▶ _Problem statement_
Scan the data below for the string "text". Show every line where it turns up.

(Items from a data source)
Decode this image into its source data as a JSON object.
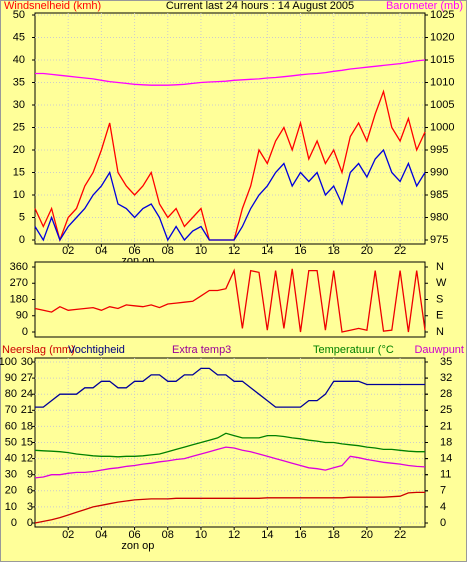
{
  "chart_data": [
    {
      "type": "line",
      "title": "Current last 24 hours : 14 August 2005",
      "axis_titles": [
        {
          "text": "Windsnelheid (kmh)",
          "color": "#ff0000"
        },
        {
          "text": "Barometer (mb)",
          "color": "#ff00ff"
        }
      ],
      "x": [
        0,
        0.5,
        1,
        1.5,
        2,
        2.5,
        3,
        3.5,
        4,
        4.5,
        5,
        5.5,
        6,
        6.5,
        7,
        7.5,
        8,
        8.5,
        9,
        9.5,
        10,
        10.5,
        11,
        11.5,
        12,
        12.5,
        13,
        13.5,
        14,
        14.5,
        15,
        15.5,
        16,
        16.5,
        17,
        17.5,
        18,
        18.5,
        19,
        19.5,
        20,
        20.5,
        21,
        21.5,
        22,
        22.5,
        23,
        23.5
      ],
      "series": [
        {
          "color": "#ff0000",
          "values": [
            7,
            3,
            7,
            0,
            5,
            7,
            12,
            15,
            20,
            26,
            15,
            12,
            10,
            12,
            15,
            8,
            5,
            7,
            3,
            5,
            7,
            0,
            0,
            0,
            0,
            7,
            12,
            20,
            17,
            22,
            25,
            20,
            26,
            18,
            22,
            17,
            20,
            15,
            23,
            26,
            22,
            28,
            33,
            25,
            22,
            27,
            20,
            24
          ]
        },
        {
          "color": "#0000dd",
          "values": [
            3,
            0,
            5,
            0,
            3,
            5,
            7,
            10,
            12,
            15,
            8,
            7,
            5,
            7,
            8,
            5,
            0,
            3,
            0,
            2,
            3,
            0,
            0,
            0,
            0,
            3,
            7,
            10,
            12,
            15,
            17,
            12,
            15,
            13,
            15,
            10,
            12,
            8,
            15,
            17,
            14,
            18,
            20,
            15,
            13,
            17,
            12,
            15
          ]
        },
        {
          "color": "#ff00ff",
          "axis": "y2",
          "values": [
            1012,
            1012,
            1011.8,
            1011.6,
            1011.4,
            1011.2,
            1011,
            1010.8,
            1010.5,
            1010.2,
            1010,
            1009.8,
            1009.6,
            1009.5,
            1009.4,
            1009.4,
            1009.4,
            1009.5,
            1009.6,
            1009.8,
            1010,
            1010.1,
            1010.2,
            1010.3,
            1010.5,
            1010.6,
            1010.7,
            1010.8,
            1011,
            1011.1,
            1011.3,
            1011.5,
            1011.7,
            1011.9,
            1012,
            1012.2,
            1012.5,
            1012.7,
            1013,
            1013.2,
            1013.4,
            1013.6,
            1013.8,
            1014,
            1014.2,
            1014.5,
            1014.8,
            1015
          ]
        }
      ],
      "xlim": [
        0,
        23.5
      ],
      "xticks": [
        {
          "value": 2,
          "label": "02"
        },
        {
          "value": 4,
          "label": "04"
        },
        {
          "value": 6,
          "label": "06"
        },
        {
          "value": 8,
          "label": "08"
        },
        {
          "value": 10,
          "label": "10"
        },
        {
          "value": 12,
          "label": "12"
        },
        {
          "value": 14,
          "label": "14"
        },
        {
          "value": 16,
          "label": "16"
        },
        {
          "value": 18,
          "label": "18"
        },
        {
          "value": 20,
          "label": "20"
        },
        {
          "value": 22,
          "label": "22"
        }
      ],
      "ylim": [
        0,
        50
      ],
      "yticks": [
        0,
        5,
        10,
        15,
        20,
        25,
        30,
        35,
        40,
        45,
        50
      ],
      "y2lim": [
        975,
        1025
      ],
      "y2ticks": [
        975,
        980,
        985,
        990,
        995,
        1000,
        1005,
        1010,
        1015,
        1020,
        1025
      ],
      "annotations": [
        {
          "text": "zon op",
          "x": 6.2
        }
      ],
      "grid": true
    },
    {
      "type": "line",
      "x": [
        0,
        0.5,
        1,
        1.5,
        2,
        2.5,
        3,
        3.5,
        4,
        4.5,
        5,
        5.5,
        6,
        6.5,
        7,
        7.5,
        8,
        8.5,
        9,
        9.5,
        10,
        10.5,
        11,
        11.5,
        12,
        12.5,
        13,
        13.5,
        14,
        14.5,
        15,
        15.5,
        16,
        16.5,
        17,
        17.5,
        18,
        18.5,
        19,
        19.5,
        20,
        20.5,
        21,
        21.5,
        22,
        22.5,
        23,
        23.5
      ],
      "series": [
        {
          "color": "#ee0000",
          "values": [
            130,
            120,
            110,
            140,
            120,
            125,
            130,
            135,
            120,
            140,
            130,
            150,
            145,
            140,
            150,
            135,
            155,
            160,
            165,
            170,
            200,
            230,
            230,
            240,
            340,
            20,
            340,
            330,
            10,
            340,
            20,
            350,
            0,
            340,
            340,
            10,
            340,
            0,
            10,
            20,
            10,
            340,
            5,
            10,
            340,
            0,
            340,
            10
          ]
        }
      ],
      "xlim": [
        0,
        23.5
      ],
      "ylim": [
        0,
        360
      ],
      "yticks": [
        0,
        90,
        180,
        270,
        360
      ],
      "y2lim": [
        0,
        360
      ],
      "y2ticks": [
        {
          "value": 0,
          "label": "N"
        },
        {
          "value": 90,
          "label": "E"
        },
        {
          "value": 180,
          "label": "S"
        },
        {
          "value": 270,
          "label": "W"
        },
        {
          "value": 360,
          "label": "N"
        }
      ]
    },
    {
      "type": "line",
      "axis_titles": [
        {
          "text": "Neerslag (mm)",
          "color": "#cc0000"
        },
        {
          "text": "Vochtigheid",
          "color": "#000080"
        },
        {
          "text": "Extra temp3",
          "color": "#990099"
        },
        {
          "text": "Temperatuur (°C",
          "color": "#008000"
        },
        {
          "text": "Dauwpunt",
          "color": "#cc00cc"
        }
      ],
      "x": [
        0,
        0.5,
        1,
        1.5,
        2,
        2.5,
        3,
        3.5,
        4,
        4.5,
        5,
        5.5,
        6,
        6.5,
        7,
        7.5,
        8,
        8.5,
        9,
        9.5,
        10,
        10.5,
        11,
        11.5,
        12,
        12.5,
        13,
        13.5,
        14,
        14.5,
        15,
        15.5,
        16,
        16.5,
        17,
        17.5,
        18,
        18.5,
        19,
        19.5,
        20,
        20.5,
        21,
        21.5,
        22,
        22.5,
        23,
        23.5
      ],
      "series": [
        {
          "color": "#000099",
          "values": [
            72,
            72,
            76,
            80,
            80,
            80,
            84,
            84,
            88,
            88,
            84,
            84,
            88,
            88,
            92,
            92,
            88,
            88,
            92,
            92,
            96,
            96,
            92,
            92,
            88,
            88,
            84,
            80,
            76,
            72,
            72,
            72,
            72,
            76,
            76,
            80,
            88,
            88,
            88,
            88,
            86,
            86,
            86,
            86,
            86,
            86,
            86,
            86
          ]
        },
        {
          "color": "#cc0000",
          "axis": "y3",
          "values": [
            0,
            0.3,
            0.6,
            1,
            1.5,
            2,
            2.5,
            3,
            3.3,
            3.6,
            3.9,
            4.1,
            4.3,
            4.4,
            4.5,
            4.5,
            4.5,
            4.6,
            4.6,
            4.6,
            4.6,
            4.6,
            4.6,
            4.6,
            4.6,
            4.6,
            4.6,
            4.6,
            4.7,
            4.7,
            4.7,
            4.7,
            4.7,
            4.7,
            4.7,
            4.7,
            4.7,
            4.7,
            4.8,
            4.8,
            4.8,
            4.8,
            4.8,
            4.9,
            5,
            5.6,
            5.7,
            5.7
          ]
        },
        {
          "color": "#008000",
          "axis": "y2",
          "values": [
            15.8,
            15.7,
            15.6,
            15.5,
            15.3,
            15,
            14.8,
            14.6,
            14.5,
            14.5,
            14.4,
            14.5,
            14.5,
            14.6,
            14.8,
            15,
            15.5,
            16,
            16.5,
            17,
            17.5,
            18,
            18.5,
            19.5,
            19,
            18.5,
            18.5,
            18.5,
            19,
            19,
            18.8,
            18.5,
            18.3,
            18,
            17.8,
            17.5,
            17.5,
            17.2,
            17,
            16.8,
            16.5,
            16.3,
            16,
            16,
            15.8,
            15.6,
            15.5,
            15.5
          ]
        },
        {
          "color": "#dd00dd",
          "axis": "y2",
          "values": [
            9.8,
            10,
            10.5,
            10.5,
            10.8,
            11,
            11,
            11.2,
            11.5,
            11.8,
            12,
            12.3,
            12.5,
            12.8,
            13,
            13.3,
            13.5,
            13.8,
            14,
            14.5,
            15,
            15.5,
            16,
            16.5,
            16.3,
            15.8,
            15.5,
            15,
            14.5,
            14,
            13.5,
            13,
            12.5,
            12,
            11.8,
            11.5,
            12,
            12.5,
            14.5,
            14.2,
            13.8,
            13.5,
            13.2,
            13,
            12.8,
            12.5,
            12.3,
            12.2
          ]
        }
      ],
      "xlim": [
        0,
        23.5
      ],
      "xticks": [
        {
          "value": 2,
          "label": "02"
        },
        {
          "value": 4,
          "label": "04"
        },
        {
          "value": 6,
          "label": "06"
        },
        {
          "value": 8,
          "label": "08"
        },
        {
          "value": 10,
          "label": "10"
        },
        {
          "value": 12,
          "label": "12"
        },
        {
          "value": 14,
          "label": "14"
        },
        {
          "value": 16,
          "label": "16"
        },
        {
          "value": 18,
          "label": "18"
        },
        {
          "value": 20,
          "label": "20"
        },
        {
          "value": 22,
          "label": "22"
        }
      ],
      "ylim": [
        0,
        100
      ],
      "yticks": [
        0,
        10,
        20,
        30,
        40,
        50,
        60,
        70,
        80,
        90,
        100
      ],
      "y3lim": [
        0,
        30
      ],
      "y3ticks": [
        0,
        3,
        6,
        9,
        12,
        15,
        18,
        21,
        24,
        27,
        30
      ],
      "y2lim": [
        0,
        35
      ],
      "y2ticks": [
        0,
        {
          "value": 3.5,
          "label": "4"
        },
        7,
        {
          "value": 10.5,
          "label": "11"
        },
        14,
        {
          "value": 17.5,
          "label": "18"
        },
        21,
        {
          "value": 24.5,
          "label": "25"
        },
        28,
        {
          "value": 31.5,
          "label": "32"
        },
        35
      ],
      "annotations": [
        {
          "text": "zon op",
          "x": 6.2
        }
      ],
      "grid": true
    }
  ]
}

▶ _Correct answer_
          "text": "Windsnelheid (kmh)",
          "text": "Barometer (mb)",
          "text": "zon op",
          "text": "Neerslag (mm)",
          "text": "Vochtigheid",
          "text": "Extra temp3",
          "text": "Temperatuur (°C",
          "text": "Dauwpunt",
          "text": "zon op",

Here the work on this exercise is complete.